What the exercise asks
Write out every record below exactly as it appears.

--- BEGIN ---

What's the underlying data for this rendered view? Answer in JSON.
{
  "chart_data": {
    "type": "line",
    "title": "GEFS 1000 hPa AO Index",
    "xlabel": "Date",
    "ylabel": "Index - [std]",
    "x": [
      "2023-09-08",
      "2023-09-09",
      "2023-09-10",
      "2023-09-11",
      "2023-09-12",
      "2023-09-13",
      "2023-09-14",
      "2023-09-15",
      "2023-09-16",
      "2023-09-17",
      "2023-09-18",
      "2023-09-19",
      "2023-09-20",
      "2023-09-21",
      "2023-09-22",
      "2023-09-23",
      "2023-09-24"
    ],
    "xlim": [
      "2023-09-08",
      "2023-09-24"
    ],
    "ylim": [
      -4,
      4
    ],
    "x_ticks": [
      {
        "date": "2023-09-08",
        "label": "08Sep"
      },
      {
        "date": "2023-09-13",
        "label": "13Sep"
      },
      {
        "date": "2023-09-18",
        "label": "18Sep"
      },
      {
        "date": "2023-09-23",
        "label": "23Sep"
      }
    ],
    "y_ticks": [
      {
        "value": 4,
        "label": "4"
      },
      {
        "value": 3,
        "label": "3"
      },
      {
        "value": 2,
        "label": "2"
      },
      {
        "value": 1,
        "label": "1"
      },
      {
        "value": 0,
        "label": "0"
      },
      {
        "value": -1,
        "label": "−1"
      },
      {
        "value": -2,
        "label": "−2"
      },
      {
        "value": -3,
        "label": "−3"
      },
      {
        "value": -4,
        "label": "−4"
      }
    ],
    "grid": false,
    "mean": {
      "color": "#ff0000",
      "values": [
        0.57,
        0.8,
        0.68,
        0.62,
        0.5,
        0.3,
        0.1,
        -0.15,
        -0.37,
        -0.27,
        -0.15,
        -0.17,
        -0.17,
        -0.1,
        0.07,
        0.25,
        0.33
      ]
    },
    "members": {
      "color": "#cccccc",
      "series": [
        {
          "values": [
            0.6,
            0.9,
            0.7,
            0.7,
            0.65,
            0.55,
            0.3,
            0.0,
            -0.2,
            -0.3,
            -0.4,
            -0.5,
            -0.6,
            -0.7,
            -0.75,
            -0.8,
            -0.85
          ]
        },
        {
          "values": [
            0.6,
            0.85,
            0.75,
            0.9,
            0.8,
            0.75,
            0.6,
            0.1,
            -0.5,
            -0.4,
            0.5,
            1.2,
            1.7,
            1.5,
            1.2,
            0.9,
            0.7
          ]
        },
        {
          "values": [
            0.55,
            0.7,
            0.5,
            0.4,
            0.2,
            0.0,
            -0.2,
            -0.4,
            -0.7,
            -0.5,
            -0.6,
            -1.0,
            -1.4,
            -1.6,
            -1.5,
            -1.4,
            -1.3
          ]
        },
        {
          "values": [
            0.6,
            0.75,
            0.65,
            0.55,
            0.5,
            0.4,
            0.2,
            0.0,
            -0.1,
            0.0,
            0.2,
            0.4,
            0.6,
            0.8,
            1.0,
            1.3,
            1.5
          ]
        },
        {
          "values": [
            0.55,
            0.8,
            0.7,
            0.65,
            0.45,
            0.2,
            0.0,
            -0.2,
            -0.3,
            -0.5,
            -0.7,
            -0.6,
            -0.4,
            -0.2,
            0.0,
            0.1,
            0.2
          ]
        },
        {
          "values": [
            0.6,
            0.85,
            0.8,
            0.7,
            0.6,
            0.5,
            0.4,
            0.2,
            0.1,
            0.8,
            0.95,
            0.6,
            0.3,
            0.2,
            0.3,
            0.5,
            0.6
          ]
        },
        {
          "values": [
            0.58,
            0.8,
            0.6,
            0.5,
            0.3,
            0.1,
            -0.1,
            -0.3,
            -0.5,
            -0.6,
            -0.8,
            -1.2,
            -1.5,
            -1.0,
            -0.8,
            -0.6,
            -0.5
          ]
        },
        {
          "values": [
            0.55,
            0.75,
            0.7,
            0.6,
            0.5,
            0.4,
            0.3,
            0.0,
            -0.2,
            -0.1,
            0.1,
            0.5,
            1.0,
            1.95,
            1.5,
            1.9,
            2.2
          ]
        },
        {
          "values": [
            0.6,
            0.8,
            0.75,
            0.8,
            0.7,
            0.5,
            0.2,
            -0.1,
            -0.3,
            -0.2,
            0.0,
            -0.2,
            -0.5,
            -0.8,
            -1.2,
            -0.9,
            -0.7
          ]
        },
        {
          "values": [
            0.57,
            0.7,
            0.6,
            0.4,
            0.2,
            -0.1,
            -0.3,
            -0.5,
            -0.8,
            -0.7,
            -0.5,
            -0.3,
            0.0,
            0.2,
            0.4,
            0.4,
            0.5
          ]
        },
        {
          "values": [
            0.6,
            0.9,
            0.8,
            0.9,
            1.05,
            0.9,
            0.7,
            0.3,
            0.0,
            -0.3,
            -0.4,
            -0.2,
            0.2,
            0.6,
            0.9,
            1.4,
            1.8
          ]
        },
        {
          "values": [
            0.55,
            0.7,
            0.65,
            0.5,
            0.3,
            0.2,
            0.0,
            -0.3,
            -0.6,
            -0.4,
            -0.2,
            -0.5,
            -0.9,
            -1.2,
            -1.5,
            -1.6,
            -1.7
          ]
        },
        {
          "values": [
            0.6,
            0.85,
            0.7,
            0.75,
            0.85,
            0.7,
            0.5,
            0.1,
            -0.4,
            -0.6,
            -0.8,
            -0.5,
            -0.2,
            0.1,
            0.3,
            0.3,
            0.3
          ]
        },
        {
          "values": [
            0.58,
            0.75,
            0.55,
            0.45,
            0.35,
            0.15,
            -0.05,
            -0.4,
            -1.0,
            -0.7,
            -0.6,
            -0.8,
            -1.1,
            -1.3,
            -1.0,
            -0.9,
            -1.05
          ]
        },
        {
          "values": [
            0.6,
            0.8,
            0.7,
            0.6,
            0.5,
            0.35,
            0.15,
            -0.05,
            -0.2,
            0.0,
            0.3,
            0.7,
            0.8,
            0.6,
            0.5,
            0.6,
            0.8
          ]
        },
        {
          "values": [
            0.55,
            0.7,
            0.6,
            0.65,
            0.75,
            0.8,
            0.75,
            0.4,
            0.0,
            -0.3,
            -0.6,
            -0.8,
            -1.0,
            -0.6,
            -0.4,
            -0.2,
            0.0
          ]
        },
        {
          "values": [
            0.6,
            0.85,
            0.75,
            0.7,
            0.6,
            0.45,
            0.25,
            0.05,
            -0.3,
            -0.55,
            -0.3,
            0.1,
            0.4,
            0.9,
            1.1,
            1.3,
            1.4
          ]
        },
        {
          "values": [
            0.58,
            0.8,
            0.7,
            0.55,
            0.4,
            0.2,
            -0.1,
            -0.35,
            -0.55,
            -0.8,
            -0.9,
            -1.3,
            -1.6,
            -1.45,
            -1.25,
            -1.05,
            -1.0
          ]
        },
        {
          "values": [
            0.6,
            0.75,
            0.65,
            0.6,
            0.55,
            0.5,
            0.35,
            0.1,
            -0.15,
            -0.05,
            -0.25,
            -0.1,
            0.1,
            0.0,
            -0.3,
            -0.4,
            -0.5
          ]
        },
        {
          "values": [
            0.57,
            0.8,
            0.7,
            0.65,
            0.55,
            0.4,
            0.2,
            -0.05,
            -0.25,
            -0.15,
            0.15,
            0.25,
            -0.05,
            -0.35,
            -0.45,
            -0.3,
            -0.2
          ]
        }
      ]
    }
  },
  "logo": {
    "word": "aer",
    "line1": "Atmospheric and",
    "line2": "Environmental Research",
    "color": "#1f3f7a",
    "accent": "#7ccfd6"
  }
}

--- END ---

Answer to the problem
What's the underlying data for this rendered view? Answer in JSON.
{
  "chart_data": {
    "type": "line",
    "title": "GEFS 1000 hPa AO Index",
    "xlabel": "Date",
    "ylabel": "Index - [std]",
    "x": [
      "2023-09-08",
      "2023-09-09",
      "2023-09-10",
      "2023-09-11",
      "2023-09-12",
      "2023-09-13",
      "2023-09-14",
      "2023-09-15",
      "2023-09-16",
      "2023-09-17",
      "2023-09-18",
      "2023-09-19",
      "2023-09-20",
      "2023-09-21",
      "2023-09-22",
      "2023-09-23",
      "2023-09-24"
    ],
    "xlim": [
      "2023-09-08",
      "2023-09-24"
    ],
    "ylim": [
      -4,
      4
    ],
    "x_ticks": [
      {
        "date": "2023-09-08",
        "label": "08Sep"
      },
      {
        "date": "2023-09-13",
        "label": "13Sep"
      },
      {
        "date": "2023-09-18",
        "label": "18Sep"
      },
      {
        "date": "2023-09-23",
        "label": "23Sep"
      }
    ],
    "y_ticks": [
      {
        "value": 4,
        "label": "4"
      },
      {
        "value": 3,
        "label": "3"
      },
      {
        "value": 2,
        "label": "2"
      },
      {
        "value": 1,
        "label": "1"
      },
      {
        "value": 0,
        "label": "0"
      },
      {
        "value": -1,
        "label": "−1"
      },
      {
        "value": -2,
        "label": "−2"
      },
      {
        "value": -3,
        "label": "−3"
      },
      {
        "value": -4,
        "label": "−4"
      }
    ],
    "grid": false,
    "mean": {
      "color": "#ff0000",
      "values": [
        0.57,
        0.8,
        0.68,
        0.62,
        0.5,
        0.3,
        0.1,
        -0.15,
        -0.37,
        -0.27,
        -0.15,
        -0.17,
        -0.17,
        -0.1,
        0.07,
        0.25,
        0.33
      ]
    },
    "members": {
      "color": "#cccccc",
      "series": [
        {
          "values": [
            0.6,
            0.9,
            0.7,
            0.7,
            0.65,
            0.55,
            0.3,
            0.0,
            -0.2,
            -0.3,
            -0.4,
            -0.5,
            -0.6,
            -0.7,
            -0.75,
            -0.8,
            -0.85
          ]
        },
        {
          "values": [
            0.6,
            0.85,
            0.75,
            0.9,
            0.8,
            0.75,
            0.6,
            0.1,
            -0.5,
            -0.4,
            0.5,
            1.2,
            1.7,
            1.5,
            1.2,
            0.9,
            0.7
          ]
        },
        {
          "values": [
            0.55,
            0.7,
            0.5,
            0.4,
            0.2,
            0.0,
            -0.2,
            -0.4,
            -0.7,
            -0.5,
            -0.6,
            -1.0,
            -1.4,
            -1.6,
            -1.5,
            -1.4,
            -1.3
          ]
        },
        {
          "values": [
            0.6,
            0.75,
            0.65,
            0.55,
            0.5,
            0.4,
            0.2,
            0.0,
            -0.1,
            0.0,
            0.2,
            0.4,
            0.6,
            0.8,
            1.0,
            1.3,
            1.5
          ]
        },
        {
          "values": [
            0.55,
            0.8,
            0.7,
            0.65,
            0.45,
            0.2,
            0.0,
            -0.2,
            -0.3,
            -0.5,
            -0.7,
            -0.6,
            -0.4,
            -0.2,
            0.0,
            0.1,
            0.2
          ]
        },
        {
          "values": [
            0.6,
            0.85,
            0.8,
            0.7,
            0.6,
            0.5,
            0.4,
            0.2,
            0.1,
            0.8,
            0.95,
            0.6,
            0.3,
            0.2,
            0.3,
            0.5,
            0.6
          ]
        },
        {
          "values": [
            0.58,
            0.8,
            0.6,
            0.5,
            0.3,
            0.1,
            -0.1,
            -0.3,
            -0.5,
            -0.6,
            -0.8,
            -1.2,
            -1.5,
            -1.0,
            -0.8,
            -0.6,
            -0.5
          ]
        },
        {
          "values": [
            0.55,
            0.75,
            0.7,
            0.6,
            0.5,
            0.4,
            0.3,
            0.0,
            -0.2,
            -0.1,
            0.1,
            0.5,
            1.0,
            1.95,
            1.5,
            1.9,
            2.2
          ]
        },
        {
          "values": [
            0.6,
            0.8,
            0.75,
            0.8,
            0.7,
            0.5,
            0.2,
            -0.1,
            -0.3,
            -0.2,
            0.0,
            -0.2,
            -0.5,
            -0.8,
            -1.2,
            -0.9,
            -0.7
          ]
        },
        {
          "values": [
            0.57,
            0.7,
            0.6,
            0.4,
            0.2,
            -0.1,
            -0.3,
            -0.5,
            -0.8,
            -0.7,
            -0.5,
            -0.3,
            0.0,
            0.2,
            0.4,
            0.4,
            0.5
          ]
        },
        {
          "values": [
            0.6,
            0.9,
            0.8,
            0.9,
            1.05,
            0.9,
            0.7,
            0.3,
            0.0,
            -0.3,
            -0.4,
            -0.2,
            0.2,
            0.6,
            0.9,
            1.4,
            1.8
          ]
        },
        {
          "values": [
            0.55,
            0.7,
            0.65,
            0.5,
            0.3,
            0.2,
            0.0,
            -0.3,
            -0.6,
            -0.4,
            -0.2,
            -0.5,
            -0.9,
            -1.2,
            -1.5,
            -1.6,
            -1.7
          ]
        },
        {
          "values": [
            0.6,
            0.85,
            0.7,
            0.75,
            0.85,
            0.7,
            0.5,
            0.1,
            -0.4,
            -0.6,
            -0.8,
            -0.5,
            -0.2,
            0.1,
            0.3,
            0.3,
            0.3
          ]
        },
        {
          "values": [
            0.58,
            0.75,
            0.55,
            0.45,
            0.35,
            0.15,
            -0.05,
            -0.4,
            -1.0,
            -0.7,
            -0.6,
            -0.8,
            -1.1,
            -1.3,
            -1.0,
            -0.9,
            -1.05
          ]
        },
        {
          "values": [
            0.6,
            0.8,
            0.7,
            0.6,
            0.5,
            0.35,
            0.15,
            -0.05,
            -0.2,
            0.0,
            0.3,
            0.7,
            0.8,
            0.6,
            0.5,
            0.6,
            0.8
          ]
        },
        {
          "values": [
            0.55,
            0.7,
            0.6,
            0.65,
            0.75,
            0.8,
            0.75,
            0.4,
            0.0,
            -0.3,
            -0.6,
            -0.8,
            -1.0,
            -0.6,
            -0.4,
            -0.2,
            0.0
          ]
        },
        {
          "values": [
            0.6,
            0.85,
            0.75,
            0.7,
            0.6,
            0.45,
            0.25,
            0.05,
            -0.3,
            -0.55,
            -0.3,
            0.1,
            0.4,
            0.9,
            1.1,
            1.3,
            1.4
          ]
        },
        {
          "values": [
            0.58,
            0.8,
            0.7,
            0.55,
            0.4,
            0.2,
            -0.1,
            -0.35,
            -0.55,
            -0.8,
            -0.9,
            -1.3,
            -1.6,
            -1.45,
            -1.25,
            -1.05,
            -1.0
          ]
        },
        {
          "values": [
            0.6,
            0.75,
            0.65,
            0.6,
            0.55,
            0.5,
            0.35,
            0.1,
            -0.15,
            -0.05,
            -0.25,
            -0.1,
            0.1,
            0.0,
            -0.3,
            -0.4,
            -0.5
          ]
        },
        {
          "values": [
            0.57,
            0.8,
            0.7,
            0.65,
            0.55,
            0.4,
            0.2,
            -0.05,
            -0.25,
            -0.15,
            0.15,
            0.25,
            -0.05,
            -0.35,
            -0.45,
            -0.3,
            -0.2
          ]
        }
      ]
    }
  },
  "logo": {
    "word": "aer",
    "line1": "Atmospheric and",
    "line2": "Environmental Research",
    "color": "#1f3f7a",
    "accent": "#7ccfd6"
  }
}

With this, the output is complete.